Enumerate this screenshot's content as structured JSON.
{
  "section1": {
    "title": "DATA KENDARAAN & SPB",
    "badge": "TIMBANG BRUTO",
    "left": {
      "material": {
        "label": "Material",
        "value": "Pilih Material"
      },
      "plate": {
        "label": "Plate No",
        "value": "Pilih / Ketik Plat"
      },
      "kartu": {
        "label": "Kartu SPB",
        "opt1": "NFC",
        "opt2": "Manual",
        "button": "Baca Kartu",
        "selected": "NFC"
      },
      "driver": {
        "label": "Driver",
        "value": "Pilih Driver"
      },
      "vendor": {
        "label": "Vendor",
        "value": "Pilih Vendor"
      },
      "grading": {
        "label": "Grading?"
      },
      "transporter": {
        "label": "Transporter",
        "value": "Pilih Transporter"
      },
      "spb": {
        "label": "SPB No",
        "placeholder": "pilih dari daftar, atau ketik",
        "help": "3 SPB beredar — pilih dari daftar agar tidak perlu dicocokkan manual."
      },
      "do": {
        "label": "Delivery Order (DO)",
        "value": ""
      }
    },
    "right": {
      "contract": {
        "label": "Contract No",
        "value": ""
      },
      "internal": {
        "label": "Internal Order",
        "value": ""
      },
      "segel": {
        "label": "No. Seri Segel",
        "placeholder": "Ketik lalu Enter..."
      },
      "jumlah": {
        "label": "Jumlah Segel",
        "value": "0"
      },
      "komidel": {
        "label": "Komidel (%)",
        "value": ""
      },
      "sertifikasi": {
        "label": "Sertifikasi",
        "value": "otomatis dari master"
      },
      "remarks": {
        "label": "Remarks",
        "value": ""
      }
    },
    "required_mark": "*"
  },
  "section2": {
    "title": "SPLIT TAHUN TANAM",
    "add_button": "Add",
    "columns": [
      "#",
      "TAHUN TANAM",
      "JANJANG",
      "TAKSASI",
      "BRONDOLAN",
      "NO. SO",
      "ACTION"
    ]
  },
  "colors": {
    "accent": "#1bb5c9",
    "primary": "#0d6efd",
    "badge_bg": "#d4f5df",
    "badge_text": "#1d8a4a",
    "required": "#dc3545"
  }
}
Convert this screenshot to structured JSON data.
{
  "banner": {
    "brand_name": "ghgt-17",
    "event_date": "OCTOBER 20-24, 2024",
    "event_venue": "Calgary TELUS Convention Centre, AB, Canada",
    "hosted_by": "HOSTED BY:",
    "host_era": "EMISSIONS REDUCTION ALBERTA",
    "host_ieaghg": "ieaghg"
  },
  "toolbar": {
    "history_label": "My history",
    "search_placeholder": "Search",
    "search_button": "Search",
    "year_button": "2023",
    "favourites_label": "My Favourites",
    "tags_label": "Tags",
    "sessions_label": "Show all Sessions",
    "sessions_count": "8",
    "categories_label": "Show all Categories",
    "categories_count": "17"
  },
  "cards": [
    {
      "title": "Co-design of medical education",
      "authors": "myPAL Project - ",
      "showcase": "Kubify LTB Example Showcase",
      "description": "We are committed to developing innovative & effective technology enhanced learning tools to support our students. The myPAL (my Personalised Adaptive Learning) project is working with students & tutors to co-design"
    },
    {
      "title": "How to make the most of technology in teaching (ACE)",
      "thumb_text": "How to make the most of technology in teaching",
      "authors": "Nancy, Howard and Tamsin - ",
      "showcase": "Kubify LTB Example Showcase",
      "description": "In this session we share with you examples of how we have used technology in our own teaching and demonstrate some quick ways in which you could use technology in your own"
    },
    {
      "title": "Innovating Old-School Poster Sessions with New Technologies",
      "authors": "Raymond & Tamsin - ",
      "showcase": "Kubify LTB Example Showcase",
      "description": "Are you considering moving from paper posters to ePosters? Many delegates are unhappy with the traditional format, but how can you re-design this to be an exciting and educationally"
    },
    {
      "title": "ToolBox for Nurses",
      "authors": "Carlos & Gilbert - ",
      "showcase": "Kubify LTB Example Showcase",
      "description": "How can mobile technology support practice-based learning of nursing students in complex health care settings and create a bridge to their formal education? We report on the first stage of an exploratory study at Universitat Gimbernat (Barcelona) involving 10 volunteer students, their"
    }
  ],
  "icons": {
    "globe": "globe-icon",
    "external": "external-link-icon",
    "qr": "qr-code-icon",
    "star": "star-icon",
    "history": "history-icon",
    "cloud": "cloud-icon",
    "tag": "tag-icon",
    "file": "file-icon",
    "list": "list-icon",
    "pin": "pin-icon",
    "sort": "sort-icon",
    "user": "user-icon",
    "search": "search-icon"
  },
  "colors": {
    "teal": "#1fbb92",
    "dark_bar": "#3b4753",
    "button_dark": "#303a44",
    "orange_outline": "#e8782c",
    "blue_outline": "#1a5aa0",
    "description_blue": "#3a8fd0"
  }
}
========================================================================
__DIRECTIVE__. Tally the lines in the records above that contain the word "TANAM", and give only that number.

__RESULT__. 2